_YOUR OBJECTIVE_
Can you copy out the data exactly? Leave the images out.

_EXERCISE INPUT_
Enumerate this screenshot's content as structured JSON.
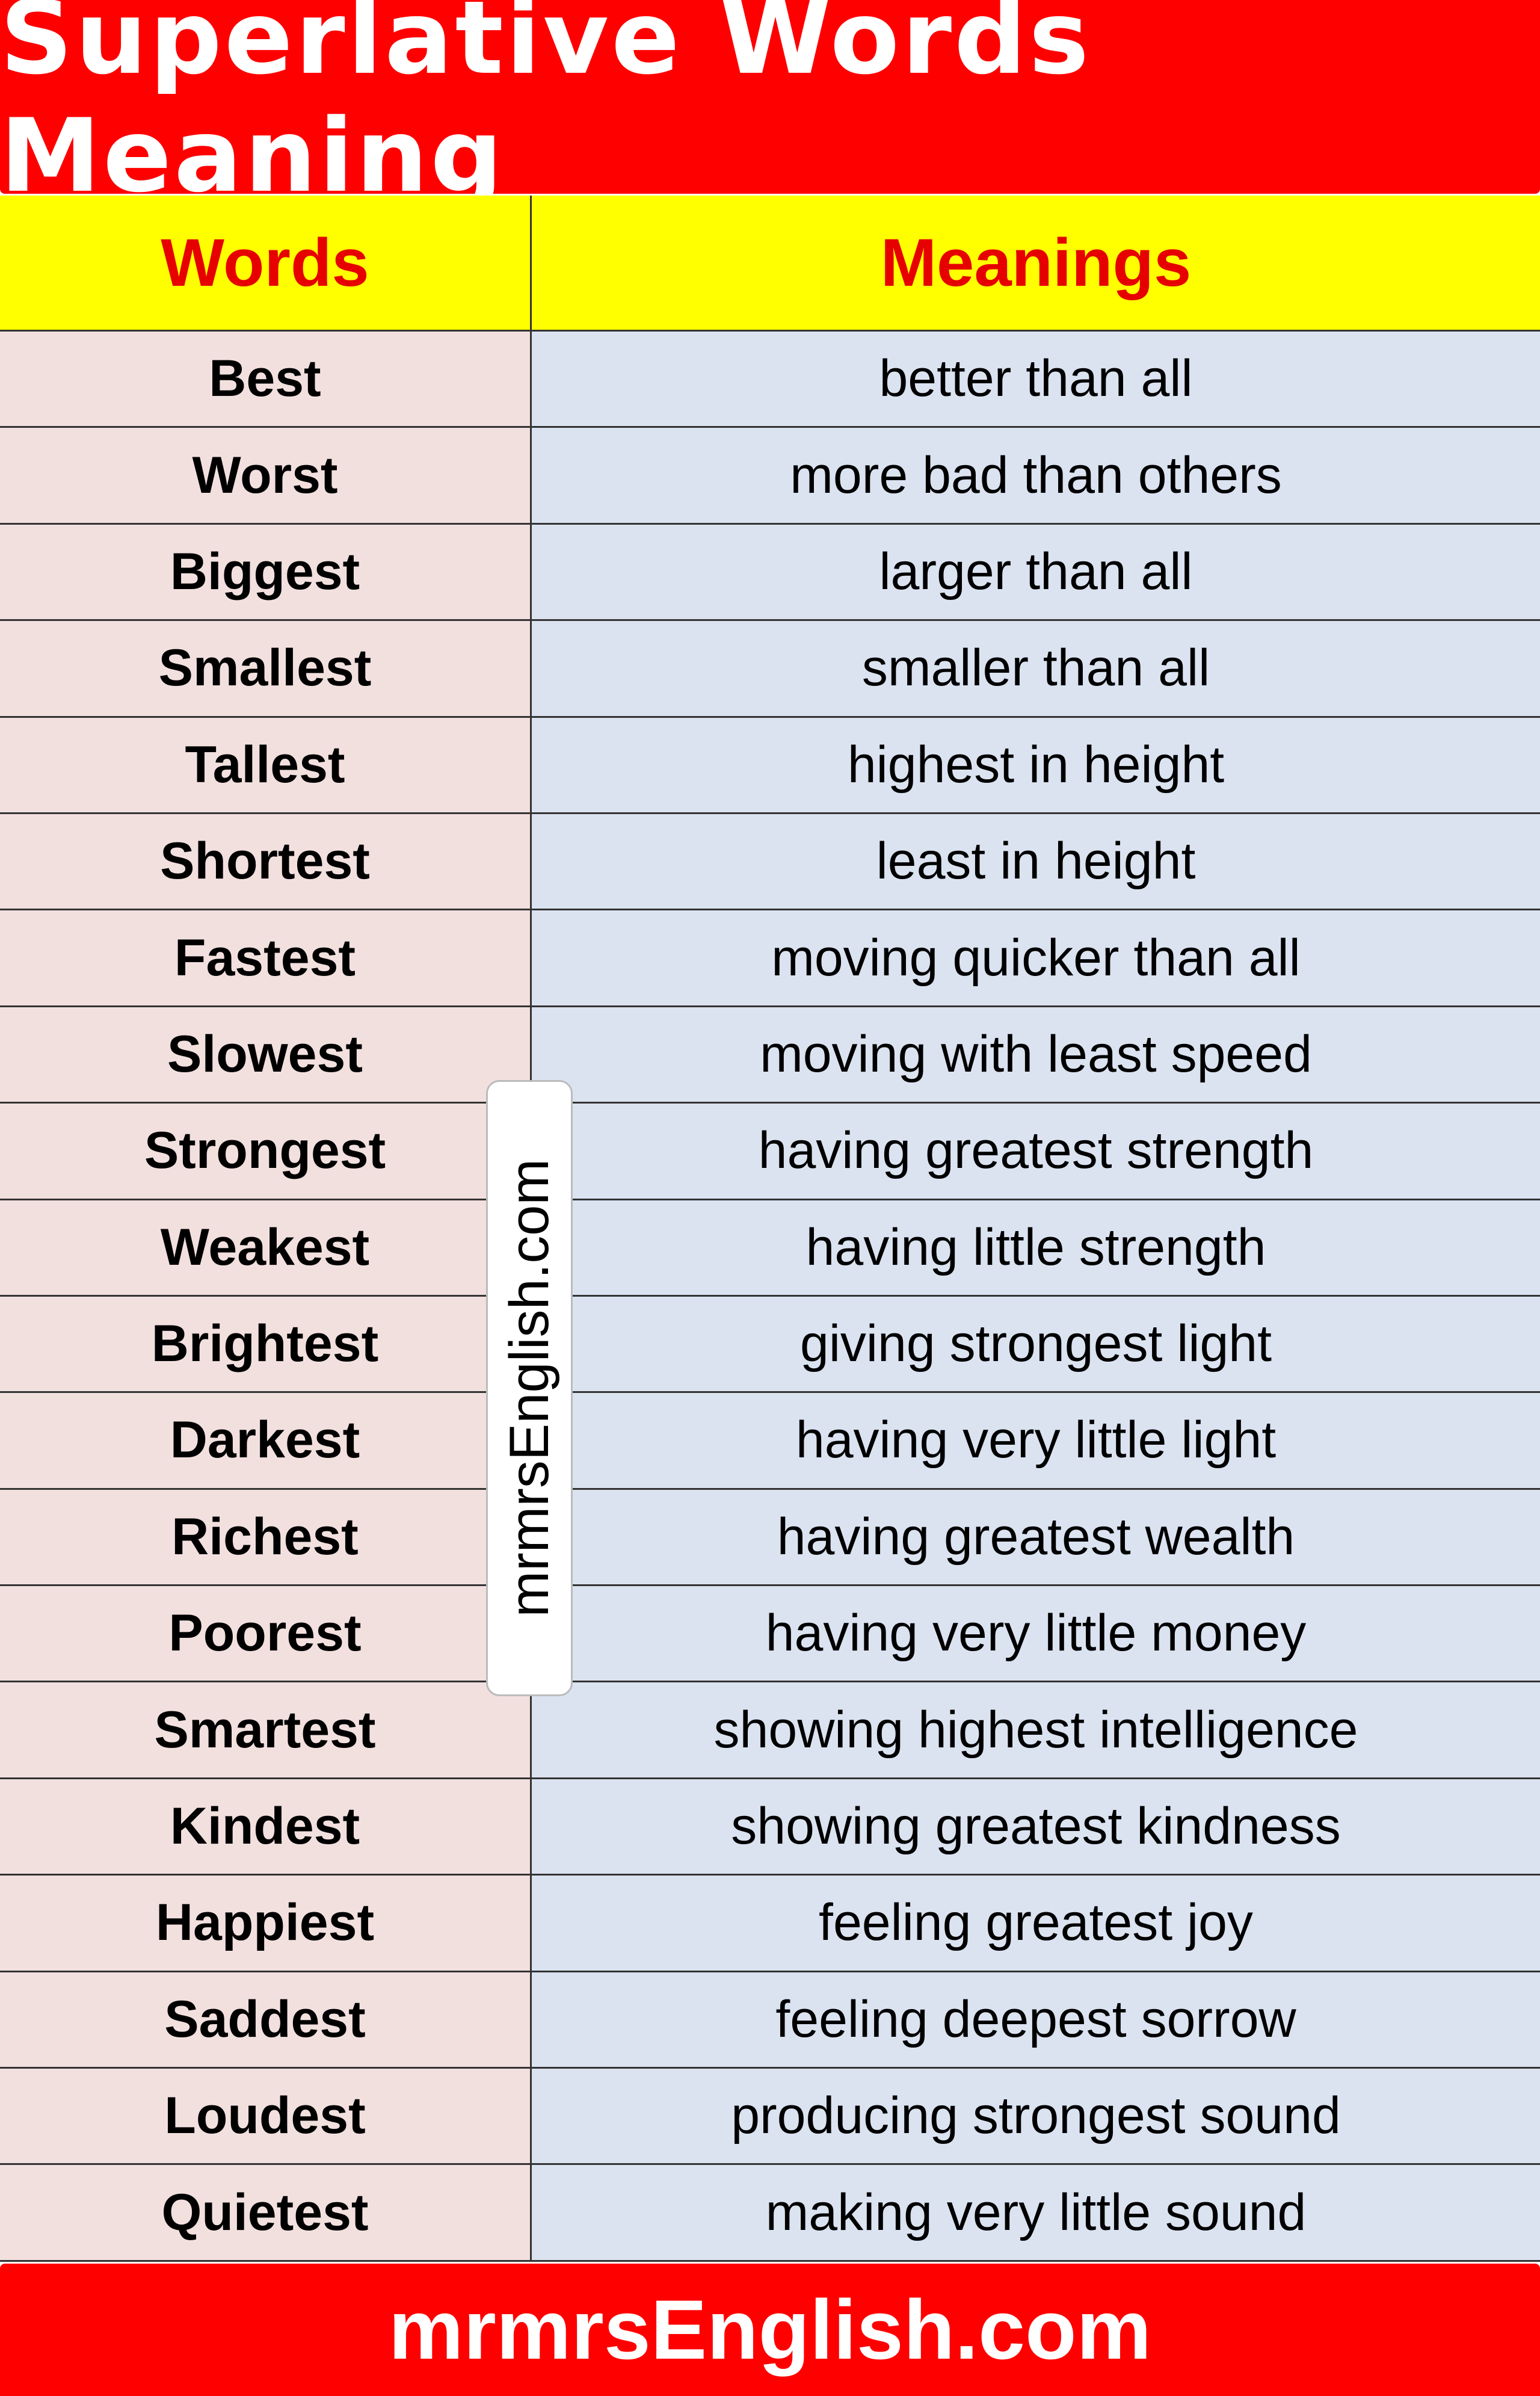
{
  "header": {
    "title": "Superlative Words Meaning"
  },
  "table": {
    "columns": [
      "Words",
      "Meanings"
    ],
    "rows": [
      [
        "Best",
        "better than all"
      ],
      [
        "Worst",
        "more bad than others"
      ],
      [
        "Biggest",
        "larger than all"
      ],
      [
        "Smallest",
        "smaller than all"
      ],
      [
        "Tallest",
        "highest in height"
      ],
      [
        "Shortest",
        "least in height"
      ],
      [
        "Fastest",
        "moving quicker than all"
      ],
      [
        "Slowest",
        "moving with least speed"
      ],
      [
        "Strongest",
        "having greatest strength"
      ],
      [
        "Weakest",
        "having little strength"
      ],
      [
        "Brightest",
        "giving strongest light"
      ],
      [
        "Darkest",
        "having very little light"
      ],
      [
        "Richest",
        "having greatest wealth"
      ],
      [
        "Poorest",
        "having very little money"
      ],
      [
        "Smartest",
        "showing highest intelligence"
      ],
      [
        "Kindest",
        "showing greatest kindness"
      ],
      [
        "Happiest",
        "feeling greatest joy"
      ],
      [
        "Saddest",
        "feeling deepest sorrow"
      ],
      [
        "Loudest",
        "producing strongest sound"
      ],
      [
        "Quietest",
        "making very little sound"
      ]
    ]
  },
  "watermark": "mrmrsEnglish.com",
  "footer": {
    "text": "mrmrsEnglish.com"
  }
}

_TASK RESULT_
Enumerate this screenshot's content as structured JSON.
{
  "header": {
    "title": "Superlative Words Meaning"
  },
  "table": {
    "columns": [
      "Words",
      "Meanings"
    ],
    "rows": [
      [
        "Best",
        "better than all"
      ],
      [
        "Worst",
        "more bad than others"
      ],
      [
        "Biggest",
        "larger than all"
      ],
      [
        "Smallest",
        "smaller than all"
      ],
      [
        "Tallest",
        "highest in height"
      ],
      [
        "Shortest",
        "least in height"
      ],
      [
        "Fastest",
        "moving quicker than all"
      ],
      [
        "Slowest",
        "moving with least speed"
      ],
      [
        "Strongest",
        "having greatest strength"
      ],
      [
        "Weakest",
        "having little strength"
      ],
      [
        "Brightest",
        "giving strongest light"
      ],
      [
        "Darkest",
        "having very little light"
      ],
      [
        "Richest",
        "having greatest wealth"
      ],
      [
        "Poorest",
        "having very little money"
      ],
      [
        "Smartest",
        "showing highest intelligence"
      ],
      [
        "Kindest",
        "showing greatest kindness"
      ],
      [
        "Happiest",
        "feeling greatest joy"
      ],
      [
        "Saddest",
        "feeling deepest sorrow"
      ],
      [
        "Loudest",
        "producing strongest sound"
      ],
      [
        "Quietest",
        "making very little sound"
      ]
    ]
  },
  "watermark": "mrmrsEnglish.com",
  "footer": {
    "text": "mrmrsEnglish.com"
  }
}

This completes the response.